▼▼▼

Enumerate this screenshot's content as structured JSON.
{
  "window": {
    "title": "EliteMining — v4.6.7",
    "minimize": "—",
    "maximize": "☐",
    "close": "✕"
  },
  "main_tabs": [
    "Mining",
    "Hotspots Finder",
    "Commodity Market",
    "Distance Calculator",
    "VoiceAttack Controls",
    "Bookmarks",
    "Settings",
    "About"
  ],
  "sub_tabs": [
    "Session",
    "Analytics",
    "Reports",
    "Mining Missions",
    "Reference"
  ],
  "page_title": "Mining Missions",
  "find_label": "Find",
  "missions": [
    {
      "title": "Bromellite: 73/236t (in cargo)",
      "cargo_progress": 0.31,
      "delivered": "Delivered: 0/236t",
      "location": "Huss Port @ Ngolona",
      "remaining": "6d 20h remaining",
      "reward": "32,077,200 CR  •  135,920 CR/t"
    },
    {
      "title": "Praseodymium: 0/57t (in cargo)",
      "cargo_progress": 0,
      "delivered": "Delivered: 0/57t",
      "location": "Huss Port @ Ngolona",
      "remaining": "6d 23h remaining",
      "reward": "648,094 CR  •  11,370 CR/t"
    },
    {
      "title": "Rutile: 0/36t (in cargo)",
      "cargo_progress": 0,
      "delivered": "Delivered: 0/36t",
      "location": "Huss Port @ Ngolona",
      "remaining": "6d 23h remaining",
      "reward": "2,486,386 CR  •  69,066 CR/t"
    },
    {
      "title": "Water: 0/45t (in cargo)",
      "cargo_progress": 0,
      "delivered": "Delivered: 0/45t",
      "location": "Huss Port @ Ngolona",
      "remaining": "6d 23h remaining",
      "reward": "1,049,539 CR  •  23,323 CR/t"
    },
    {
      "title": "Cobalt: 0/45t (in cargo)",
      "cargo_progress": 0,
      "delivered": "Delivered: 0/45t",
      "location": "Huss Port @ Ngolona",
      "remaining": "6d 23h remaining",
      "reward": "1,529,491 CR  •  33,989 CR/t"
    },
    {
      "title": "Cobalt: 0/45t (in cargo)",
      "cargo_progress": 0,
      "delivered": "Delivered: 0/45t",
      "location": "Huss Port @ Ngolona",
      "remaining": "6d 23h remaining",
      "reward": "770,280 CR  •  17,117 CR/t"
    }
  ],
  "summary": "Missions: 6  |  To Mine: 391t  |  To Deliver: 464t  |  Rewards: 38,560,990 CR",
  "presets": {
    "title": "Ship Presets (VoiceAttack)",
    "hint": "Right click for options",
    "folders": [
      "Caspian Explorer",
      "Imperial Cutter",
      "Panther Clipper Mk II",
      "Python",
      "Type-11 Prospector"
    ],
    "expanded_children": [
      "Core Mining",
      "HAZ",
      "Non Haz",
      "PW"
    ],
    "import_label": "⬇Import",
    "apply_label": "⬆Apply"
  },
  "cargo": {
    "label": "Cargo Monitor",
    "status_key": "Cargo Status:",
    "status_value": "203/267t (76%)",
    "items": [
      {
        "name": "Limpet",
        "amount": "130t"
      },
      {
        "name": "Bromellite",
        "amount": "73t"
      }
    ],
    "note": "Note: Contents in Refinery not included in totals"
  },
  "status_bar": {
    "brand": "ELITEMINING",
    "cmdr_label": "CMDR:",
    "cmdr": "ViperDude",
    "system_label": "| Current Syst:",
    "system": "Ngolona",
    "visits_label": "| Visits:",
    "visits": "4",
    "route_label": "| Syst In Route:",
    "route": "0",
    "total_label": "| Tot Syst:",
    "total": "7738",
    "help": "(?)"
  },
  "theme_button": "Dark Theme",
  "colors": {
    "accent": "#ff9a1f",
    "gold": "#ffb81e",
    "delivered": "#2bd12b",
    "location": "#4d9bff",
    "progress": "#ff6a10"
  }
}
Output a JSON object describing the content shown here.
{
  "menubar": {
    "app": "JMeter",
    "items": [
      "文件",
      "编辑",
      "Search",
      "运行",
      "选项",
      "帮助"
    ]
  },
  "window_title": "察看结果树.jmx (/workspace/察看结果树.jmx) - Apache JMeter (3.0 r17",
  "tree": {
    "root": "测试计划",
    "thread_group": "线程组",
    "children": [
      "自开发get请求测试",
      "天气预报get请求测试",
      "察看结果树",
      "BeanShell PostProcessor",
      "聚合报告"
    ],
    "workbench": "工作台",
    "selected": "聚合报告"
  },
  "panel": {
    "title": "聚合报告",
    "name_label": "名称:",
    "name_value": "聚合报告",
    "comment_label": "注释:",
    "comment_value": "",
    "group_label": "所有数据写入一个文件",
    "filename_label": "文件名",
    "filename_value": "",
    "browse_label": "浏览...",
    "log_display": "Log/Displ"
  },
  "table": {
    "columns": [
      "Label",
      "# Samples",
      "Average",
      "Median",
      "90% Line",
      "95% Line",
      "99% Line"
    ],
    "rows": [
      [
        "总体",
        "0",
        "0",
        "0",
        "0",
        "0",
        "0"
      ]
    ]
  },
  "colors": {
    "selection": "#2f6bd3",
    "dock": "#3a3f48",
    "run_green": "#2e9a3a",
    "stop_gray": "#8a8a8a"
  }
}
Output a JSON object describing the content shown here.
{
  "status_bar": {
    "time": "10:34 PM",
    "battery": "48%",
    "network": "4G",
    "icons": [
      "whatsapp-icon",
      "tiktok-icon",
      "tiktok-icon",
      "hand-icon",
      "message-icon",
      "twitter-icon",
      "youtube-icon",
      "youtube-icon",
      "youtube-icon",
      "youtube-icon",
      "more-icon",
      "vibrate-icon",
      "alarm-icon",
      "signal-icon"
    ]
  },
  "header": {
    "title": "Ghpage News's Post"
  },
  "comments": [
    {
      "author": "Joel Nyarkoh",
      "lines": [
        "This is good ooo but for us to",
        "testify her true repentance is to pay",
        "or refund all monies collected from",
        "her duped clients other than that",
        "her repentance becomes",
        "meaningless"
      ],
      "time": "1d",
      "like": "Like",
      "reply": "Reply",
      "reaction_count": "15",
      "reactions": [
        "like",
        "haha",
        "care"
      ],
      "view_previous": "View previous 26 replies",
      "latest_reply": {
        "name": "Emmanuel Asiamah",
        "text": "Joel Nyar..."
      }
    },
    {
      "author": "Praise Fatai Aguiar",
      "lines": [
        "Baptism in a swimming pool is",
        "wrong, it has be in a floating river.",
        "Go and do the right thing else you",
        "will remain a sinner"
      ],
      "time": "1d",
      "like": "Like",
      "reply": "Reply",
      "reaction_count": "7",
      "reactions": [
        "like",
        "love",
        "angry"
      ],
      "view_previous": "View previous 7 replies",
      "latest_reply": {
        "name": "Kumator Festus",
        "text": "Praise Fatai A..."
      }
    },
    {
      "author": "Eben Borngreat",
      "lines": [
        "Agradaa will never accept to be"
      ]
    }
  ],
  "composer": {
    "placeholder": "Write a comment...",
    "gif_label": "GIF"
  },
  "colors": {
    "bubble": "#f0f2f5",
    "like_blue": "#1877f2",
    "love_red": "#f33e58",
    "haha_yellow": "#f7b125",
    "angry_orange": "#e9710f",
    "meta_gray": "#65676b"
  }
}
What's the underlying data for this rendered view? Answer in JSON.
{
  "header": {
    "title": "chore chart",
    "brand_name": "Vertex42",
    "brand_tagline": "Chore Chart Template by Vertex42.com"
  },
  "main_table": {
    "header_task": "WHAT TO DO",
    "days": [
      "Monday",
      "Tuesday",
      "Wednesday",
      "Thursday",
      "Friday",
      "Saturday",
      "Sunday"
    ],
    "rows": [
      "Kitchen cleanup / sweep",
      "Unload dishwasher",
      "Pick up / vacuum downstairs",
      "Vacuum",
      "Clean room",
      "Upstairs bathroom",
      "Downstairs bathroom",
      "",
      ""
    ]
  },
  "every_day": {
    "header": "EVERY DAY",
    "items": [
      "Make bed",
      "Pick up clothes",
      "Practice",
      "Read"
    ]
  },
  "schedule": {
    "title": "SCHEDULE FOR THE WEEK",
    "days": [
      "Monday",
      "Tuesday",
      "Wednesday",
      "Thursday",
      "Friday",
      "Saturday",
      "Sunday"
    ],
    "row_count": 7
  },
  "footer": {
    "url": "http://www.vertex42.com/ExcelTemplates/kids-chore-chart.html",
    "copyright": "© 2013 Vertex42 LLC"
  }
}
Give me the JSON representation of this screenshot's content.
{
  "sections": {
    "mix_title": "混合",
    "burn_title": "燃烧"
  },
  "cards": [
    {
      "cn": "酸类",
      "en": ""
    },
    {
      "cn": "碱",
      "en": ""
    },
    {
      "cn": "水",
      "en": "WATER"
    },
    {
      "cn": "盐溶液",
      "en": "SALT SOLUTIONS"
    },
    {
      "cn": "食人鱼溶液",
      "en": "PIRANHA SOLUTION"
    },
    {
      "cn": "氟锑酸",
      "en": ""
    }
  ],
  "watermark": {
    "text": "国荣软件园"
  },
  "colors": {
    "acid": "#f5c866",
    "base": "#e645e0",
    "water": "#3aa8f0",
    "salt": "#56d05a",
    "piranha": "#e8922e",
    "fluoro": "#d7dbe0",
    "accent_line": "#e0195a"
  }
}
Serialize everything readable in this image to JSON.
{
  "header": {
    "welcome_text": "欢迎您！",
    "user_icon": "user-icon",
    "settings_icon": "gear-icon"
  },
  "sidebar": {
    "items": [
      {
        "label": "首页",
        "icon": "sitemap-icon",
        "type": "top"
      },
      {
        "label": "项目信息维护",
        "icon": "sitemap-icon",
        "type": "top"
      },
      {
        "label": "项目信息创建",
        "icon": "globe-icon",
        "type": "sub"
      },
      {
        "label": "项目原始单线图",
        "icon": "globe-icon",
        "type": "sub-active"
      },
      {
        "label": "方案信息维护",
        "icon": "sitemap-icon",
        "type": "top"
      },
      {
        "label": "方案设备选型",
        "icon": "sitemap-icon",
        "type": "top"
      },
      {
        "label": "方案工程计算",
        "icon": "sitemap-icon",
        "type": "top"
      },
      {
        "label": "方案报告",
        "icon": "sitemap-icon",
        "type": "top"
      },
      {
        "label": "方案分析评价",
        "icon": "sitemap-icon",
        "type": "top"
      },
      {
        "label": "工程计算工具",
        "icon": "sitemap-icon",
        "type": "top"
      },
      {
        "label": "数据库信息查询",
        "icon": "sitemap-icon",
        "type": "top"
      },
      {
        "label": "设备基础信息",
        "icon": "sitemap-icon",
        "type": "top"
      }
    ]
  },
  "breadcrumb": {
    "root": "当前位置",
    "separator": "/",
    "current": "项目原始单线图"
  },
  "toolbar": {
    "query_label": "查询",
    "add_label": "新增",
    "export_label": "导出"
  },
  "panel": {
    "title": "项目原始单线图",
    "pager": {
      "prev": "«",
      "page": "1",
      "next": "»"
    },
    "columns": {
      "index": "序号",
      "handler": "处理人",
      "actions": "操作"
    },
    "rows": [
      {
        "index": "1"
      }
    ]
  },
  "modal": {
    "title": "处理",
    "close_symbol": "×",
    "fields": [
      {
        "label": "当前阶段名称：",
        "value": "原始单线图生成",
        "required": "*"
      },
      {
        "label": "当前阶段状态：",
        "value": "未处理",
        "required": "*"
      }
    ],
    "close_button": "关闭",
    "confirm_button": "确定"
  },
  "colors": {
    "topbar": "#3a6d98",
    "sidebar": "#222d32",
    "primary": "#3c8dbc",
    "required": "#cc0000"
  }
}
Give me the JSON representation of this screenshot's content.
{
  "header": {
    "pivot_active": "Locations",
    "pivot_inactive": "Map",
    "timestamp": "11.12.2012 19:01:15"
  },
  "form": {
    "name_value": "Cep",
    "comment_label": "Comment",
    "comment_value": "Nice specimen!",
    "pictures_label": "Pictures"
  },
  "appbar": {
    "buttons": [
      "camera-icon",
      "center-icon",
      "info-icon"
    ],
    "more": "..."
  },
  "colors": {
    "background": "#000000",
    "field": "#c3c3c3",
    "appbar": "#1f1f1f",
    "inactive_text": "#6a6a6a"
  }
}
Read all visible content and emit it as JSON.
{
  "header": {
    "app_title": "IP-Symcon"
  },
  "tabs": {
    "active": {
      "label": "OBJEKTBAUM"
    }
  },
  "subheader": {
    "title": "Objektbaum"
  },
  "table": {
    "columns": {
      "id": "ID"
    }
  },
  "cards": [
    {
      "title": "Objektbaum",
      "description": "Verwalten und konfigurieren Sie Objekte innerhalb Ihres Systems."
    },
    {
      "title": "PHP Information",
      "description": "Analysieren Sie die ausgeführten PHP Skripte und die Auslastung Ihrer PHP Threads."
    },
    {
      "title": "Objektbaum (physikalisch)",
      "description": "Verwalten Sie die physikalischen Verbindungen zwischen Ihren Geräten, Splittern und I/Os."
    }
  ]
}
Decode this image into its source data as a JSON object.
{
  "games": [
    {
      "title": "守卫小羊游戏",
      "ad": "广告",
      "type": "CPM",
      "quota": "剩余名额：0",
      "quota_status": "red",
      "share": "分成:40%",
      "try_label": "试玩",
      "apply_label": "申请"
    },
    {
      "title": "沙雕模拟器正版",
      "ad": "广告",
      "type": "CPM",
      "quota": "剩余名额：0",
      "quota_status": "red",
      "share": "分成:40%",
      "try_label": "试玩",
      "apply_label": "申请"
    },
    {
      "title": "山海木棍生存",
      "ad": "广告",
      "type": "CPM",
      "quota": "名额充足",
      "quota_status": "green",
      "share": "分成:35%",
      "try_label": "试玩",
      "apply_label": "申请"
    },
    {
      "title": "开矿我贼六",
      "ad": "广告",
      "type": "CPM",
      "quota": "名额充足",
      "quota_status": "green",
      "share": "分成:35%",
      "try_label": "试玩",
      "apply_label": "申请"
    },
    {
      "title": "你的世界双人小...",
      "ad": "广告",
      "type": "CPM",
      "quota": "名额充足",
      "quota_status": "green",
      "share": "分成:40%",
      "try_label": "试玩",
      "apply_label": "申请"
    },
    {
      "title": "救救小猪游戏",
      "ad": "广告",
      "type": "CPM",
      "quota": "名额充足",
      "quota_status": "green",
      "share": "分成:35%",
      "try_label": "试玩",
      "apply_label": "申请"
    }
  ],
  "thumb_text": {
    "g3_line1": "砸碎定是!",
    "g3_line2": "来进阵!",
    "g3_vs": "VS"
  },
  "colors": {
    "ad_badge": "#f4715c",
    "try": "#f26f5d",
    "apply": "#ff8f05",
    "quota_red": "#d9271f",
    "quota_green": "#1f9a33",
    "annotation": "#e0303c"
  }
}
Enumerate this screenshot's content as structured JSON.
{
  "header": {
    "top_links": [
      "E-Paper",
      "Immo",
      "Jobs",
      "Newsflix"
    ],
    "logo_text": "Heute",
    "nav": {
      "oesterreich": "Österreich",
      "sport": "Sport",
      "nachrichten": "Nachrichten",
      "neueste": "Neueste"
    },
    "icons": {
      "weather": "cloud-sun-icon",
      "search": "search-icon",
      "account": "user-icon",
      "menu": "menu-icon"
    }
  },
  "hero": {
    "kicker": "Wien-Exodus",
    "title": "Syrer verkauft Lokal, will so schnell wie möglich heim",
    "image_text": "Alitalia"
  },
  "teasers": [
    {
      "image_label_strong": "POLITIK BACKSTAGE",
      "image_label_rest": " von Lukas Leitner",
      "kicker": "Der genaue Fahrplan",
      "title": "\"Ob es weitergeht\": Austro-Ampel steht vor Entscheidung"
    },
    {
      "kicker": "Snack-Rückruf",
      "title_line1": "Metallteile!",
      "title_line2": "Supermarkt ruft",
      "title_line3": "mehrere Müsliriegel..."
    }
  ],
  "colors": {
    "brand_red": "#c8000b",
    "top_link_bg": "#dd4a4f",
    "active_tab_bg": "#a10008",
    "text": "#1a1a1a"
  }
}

▲▲▲

**Problem details**
Report the number of lines containing the string "delivered" and add nothing to it.

**Solution**
7